--- start of Supplied entries ---

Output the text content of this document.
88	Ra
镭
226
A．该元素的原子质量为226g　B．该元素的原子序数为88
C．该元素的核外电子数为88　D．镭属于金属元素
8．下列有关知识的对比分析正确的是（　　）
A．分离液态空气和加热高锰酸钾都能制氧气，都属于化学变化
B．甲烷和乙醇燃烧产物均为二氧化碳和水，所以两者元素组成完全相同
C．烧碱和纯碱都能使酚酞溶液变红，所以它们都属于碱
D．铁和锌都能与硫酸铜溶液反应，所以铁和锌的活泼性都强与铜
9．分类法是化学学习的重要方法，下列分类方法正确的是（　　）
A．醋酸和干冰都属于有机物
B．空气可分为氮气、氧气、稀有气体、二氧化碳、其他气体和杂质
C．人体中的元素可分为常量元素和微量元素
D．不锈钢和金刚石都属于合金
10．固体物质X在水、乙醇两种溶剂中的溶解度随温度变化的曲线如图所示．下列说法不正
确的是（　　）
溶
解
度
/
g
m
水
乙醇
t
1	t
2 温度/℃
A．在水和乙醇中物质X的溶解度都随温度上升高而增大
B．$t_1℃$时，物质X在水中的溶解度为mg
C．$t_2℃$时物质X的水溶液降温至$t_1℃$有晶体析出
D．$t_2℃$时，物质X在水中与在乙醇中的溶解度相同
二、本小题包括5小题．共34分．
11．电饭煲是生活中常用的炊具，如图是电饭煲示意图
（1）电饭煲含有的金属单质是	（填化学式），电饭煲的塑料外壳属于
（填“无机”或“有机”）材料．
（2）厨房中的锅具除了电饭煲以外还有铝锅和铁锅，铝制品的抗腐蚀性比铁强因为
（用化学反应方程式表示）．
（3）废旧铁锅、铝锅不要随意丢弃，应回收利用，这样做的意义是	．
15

--- end of Supplied entries ---

Each record must be returned exactly as it is written.

Output the text content of this document.
88	Ra
镭
226
A．该元素的原子质量为226g　B．该元素的原子序数为88
C．该元素的核外电子数为88　D．镭属于金属元素
8．下列有关知识的对比分析正确的是（　　）
A．分离液态空气和加热高锰酸钾都能制氧气，都属于化学变化
B．甲烷和乙醇燃烧产物均为二氧化碳和水，所以两者元素组成完全相同
C．烧碱和纯碱都能使酚酞溶液变红，所以它们都属于碱
D．铁和锌都能与硫酸铜溶液反应，所以铁和锌的活泼性都强与铜
9．分类法是化学学习的重要方法，下列分类方法正确的是（　　）
A．醋酸和干冰都属于有机物
B．空气可分为氮气、氧气、稀有气体、二氧化碳、其他气体和杂质
C．人体中的元素可分为常量元素和微量元素
D．不锈钢和金刚石都属于合金
10．固体物质X在水、乙醇两种溶剂中的溶解度随温度变化的曲线如图所示．下列说法不正
确的是（　　）
溶
解
度
/
g
m
水
乙醇
t
1	t
2 温度/℃
A．在水和乙醇中物质X的溶解度都随温度上升高而增大
B．$t_1℃$时，物质X在水中的溶解度为mg
C．$t_2℃$时物质X的水溶液降温至$t_1℃$有晶体析出
D．$t_2℃$时，物质X在水中与在乙醇中的溶解度相同
二、本小题包括5小题．共34分．
11．电饭煲是生活中常用的炊具，如图是电饭煲示意图
（1）电饭煲含有的金属单质是	（填化学式），电饭煲的塑料外壳属于
（填“无机”或“有机”）材料．
（2）厨房中的锅具除了电饭煲以外还有铝锅和铁锅，铝制品的抗腐蚀性比铁强因为
（用化学反应方程式表示）．
（3）废旧铁锅、铝锅不要随意丢弃，应回收利用，这样做的意义是	．
15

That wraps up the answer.